Return all lines that include the string "disease".

# Start of Data extract

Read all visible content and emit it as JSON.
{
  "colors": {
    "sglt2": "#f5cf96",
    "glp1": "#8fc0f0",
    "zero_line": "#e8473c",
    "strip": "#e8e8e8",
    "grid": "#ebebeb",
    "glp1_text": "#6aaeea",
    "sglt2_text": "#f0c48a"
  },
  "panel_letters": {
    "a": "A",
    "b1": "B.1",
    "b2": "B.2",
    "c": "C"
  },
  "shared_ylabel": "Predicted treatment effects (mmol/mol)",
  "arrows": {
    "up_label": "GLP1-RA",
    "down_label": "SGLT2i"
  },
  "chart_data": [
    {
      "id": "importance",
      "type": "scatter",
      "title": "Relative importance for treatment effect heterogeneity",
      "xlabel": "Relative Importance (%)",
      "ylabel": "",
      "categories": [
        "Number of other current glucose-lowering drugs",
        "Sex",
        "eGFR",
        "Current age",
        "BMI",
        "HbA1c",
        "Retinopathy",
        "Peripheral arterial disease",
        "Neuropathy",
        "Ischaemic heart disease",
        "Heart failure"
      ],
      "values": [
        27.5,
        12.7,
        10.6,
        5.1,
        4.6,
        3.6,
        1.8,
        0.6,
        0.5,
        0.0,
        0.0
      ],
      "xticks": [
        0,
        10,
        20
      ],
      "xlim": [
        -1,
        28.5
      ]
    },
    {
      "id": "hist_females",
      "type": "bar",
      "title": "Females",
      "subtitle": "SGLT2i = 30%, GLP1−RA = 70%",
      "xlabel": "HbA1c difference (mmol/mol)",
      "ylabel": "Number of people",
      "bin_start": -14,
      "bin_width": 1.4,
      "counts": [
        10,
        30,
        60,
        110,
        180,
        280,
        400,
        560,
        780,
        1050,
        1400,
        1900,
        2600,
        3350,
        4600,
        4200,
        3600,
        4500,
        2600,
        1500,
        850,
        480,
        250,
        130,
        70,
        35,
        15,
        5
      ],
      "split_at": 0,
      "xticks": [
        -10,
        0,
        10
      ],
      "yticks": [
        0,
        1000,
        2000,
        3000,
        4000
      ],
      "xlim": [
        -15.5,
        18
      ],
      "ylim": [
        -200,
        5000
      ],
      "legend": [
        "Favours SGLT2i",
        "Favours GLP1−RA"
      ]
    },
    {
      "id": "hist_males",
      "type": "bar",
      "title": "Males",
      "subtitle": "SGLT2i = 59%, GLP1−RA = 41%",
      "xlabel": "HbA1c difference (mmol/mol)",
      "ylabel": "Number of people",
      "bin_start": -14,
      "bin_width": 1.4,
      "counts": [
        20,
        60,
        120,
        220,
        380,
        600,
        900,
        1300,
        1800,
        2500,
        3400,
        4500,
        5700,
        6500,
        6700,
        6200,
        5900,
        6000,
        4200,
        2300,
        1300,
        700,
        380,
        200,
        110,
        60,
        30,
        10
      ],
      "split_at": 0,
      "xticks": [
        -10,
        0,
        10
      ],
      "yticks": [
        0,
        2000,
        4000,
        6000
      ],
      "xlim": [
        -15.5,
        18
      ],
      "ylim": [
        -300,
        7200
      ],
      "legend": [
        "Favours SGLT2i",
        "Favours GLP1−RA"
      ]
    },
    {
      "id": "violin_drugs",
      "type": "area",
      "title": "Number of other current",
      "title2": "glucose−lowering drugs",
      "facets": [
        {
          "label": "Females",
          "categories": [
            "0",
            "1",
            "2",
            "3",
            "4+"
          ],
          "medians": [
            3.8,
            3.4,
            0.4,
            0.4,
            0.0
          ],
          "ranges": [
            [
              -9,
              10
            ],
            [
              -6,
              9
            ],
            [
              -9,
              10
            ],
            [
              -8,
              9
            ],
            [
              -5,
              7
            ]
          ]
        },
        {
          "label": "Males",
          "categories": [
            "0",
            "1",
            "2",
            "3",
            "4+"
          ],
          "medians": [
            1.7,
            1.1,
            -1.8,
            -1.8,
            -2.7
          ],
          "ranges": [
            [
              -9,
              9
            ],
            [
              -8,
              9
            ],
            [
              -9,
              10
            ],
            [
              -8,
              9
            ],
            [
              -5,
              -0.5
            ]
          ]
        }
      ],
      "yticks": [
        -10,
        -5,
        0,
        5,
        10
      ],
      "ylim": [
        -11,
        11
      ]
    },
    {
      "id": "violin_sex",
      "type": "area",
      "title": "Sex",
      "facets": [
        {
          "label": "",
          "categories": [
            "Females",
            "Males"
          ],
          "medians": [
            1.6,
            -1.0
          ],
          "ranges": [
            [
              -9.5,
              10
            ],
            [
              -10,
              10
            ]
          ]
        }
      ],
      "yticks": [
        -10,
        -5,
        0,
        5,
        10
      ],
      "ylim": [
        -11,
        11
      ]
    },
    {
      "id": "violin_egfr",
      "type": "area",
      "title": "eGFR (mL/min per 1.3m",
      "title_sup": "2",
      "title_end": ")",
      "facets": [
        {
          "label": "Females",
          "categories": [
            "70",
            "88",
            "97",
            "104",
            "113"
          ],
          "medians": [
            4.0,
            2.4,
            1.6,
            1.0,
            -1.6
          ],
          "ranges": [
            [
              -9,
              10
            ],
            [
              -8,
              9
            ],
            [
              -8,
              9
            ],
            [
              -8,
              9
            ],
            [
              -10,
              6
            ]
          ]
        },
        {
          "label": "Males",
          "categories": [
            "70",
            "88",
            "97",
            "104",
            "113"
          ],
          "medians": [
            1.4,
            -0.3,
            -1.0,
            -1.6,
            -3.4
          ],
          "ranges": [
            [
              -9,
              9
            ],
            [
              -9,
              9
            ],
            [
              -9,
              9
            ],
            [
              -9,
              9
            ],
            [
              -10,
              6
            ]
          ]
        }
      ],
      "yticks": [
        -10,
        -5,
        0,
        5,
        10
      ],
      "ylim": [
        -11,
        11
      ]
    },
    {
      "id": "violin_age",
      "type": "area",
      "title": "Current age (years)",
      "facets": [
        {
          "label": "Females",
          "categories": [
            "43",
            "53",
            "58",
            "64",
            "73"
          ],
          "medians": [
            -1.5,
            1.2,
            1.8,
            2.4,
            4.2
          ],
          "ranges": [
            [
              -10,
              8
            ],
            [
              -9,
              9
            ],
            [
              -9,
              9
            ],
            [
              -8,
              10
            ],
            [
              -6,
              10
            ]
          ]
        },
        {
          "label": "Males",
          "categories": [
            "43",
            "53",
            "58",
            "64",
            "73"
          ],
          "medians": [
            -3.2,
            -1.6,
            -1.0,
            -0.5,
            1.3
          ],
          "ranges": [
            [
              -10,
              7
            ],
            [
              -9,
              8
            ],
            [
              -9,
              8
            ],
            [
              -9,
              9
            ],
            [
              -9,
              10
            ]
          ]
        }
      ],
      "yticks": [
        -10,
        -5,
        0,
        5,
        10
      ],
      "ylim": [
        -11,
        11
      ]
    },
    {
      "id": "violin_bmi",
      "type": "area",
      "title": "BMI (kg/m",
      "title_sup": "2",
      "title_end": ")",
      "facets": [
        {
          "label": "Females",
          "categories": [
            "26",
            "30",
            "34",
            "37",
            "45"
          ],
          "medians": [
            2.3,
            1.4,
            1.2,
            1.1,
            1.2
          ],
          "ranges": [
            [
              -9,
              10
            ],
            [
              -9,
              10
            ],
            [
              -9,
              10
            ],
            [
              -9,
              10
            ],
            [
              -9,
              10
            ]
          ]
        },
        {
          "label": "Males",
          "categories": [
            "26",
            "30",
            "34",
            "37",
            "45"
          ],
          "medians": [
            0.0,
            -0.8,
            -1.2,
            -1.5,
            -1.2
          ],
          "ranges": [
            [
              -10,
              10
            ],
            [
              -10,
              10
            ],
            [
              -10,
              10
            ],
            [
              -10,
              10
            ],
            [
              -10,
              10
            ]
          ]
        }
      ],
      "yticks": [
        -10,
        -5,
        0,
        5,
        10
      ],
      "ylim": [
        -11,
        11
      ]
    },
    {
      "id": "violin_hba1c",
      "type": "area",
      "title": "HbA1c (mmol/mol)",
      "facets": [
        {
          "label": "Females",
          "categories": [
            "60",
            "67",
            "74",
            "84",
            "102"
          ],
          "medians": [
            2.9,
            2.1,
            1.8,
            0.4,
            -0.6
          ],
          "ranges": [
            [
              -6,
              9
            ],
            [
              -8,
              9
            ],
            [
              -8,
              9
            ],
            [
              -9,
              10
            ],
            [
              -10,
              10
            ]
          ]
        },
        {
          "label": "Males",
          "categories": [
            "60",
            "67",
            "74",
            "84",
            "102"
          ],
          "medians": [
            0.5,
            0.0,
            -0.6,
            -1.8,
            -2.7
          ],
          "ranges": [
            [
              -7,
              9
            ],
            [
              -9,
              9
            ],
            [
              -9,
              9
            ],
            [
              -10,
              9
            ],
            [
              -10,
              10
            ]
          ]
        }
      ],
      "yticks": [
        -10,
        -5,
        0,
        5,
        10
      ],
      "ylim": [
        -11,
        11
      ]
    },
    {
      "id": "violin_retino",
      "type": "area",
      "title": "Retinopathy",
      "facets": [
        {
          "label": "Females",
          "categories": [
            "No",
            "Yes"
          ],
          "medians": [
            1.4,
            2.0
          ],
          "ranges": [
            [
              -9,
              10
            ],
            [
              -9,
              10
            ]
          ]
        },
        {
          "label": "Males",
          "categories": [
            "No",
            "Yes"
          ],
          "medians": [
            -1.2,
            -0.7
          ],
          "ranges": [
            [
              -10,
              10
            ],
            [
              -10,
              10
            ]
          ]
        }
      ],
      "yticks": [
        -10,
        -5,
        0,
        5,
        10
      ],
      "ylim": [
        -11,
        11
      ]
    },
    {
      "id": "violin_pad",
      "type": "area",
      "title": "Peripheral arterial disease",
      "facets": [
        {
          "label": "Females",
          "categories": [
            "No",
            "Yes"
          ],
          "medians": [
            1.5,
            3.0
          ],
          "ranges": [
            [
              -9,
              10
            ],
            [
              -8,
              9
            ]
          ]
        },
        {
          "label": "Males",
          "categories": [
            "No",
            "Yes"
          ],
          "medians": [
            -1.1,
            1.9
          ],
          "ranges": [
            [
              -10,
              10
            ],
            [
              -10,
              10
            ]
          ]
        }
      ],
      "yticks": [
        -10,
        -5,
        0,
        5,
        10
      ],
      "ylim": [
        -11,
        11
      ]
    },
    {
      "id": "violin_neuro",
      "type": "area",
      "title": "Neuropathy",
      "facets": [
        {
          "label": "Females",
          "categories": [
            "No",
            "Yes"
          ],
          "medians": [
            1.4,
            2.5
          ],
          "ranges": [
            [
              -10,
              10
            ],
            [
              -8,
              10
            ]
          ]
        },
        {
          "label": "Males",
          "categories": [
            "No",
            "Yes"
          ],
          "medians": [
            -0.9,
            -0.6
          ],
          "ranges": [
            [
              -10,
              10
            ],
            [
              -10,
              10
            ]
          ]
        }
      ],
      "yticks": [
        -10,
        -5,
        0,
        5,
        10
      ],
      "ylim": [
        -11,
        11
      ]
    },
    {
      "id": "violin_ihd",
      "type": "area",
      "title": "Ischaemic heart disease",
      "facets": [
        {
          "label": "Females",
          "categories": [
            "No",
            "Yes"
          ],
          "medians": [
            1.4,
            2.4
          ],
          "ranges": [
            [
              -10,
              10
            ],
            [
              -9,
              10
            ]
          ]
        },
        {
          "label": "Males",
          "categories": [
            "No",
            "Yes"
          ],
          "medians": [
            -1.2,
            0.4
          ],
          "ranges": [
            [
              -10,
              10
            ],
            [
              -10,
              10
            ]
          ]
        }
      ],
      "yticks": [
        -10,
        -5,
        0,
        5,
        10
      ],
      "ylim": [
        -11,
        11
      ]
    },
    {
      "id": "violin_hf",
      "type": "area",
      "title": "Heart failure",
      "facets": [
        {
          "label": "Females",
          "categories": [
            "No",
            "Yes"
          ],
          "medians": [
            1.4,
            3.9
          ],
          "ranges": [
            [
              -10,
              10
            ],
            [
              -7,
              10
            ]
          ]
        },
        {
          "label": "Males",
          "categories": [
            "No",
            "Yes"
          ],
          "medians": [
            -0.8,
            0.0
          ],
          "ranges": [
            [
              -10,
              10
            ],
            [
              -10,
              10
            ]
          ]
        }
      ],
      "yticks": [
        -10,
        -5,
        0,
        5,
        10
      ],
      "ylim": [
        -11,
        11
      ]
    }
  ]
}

# End of Data extract

-- Worked answer --
        "Peripheral arterial disease",
        "Ischaemic heart disease",
      "title": "Peripheral arterial disease",
      "title": "Ischaemic heart disease",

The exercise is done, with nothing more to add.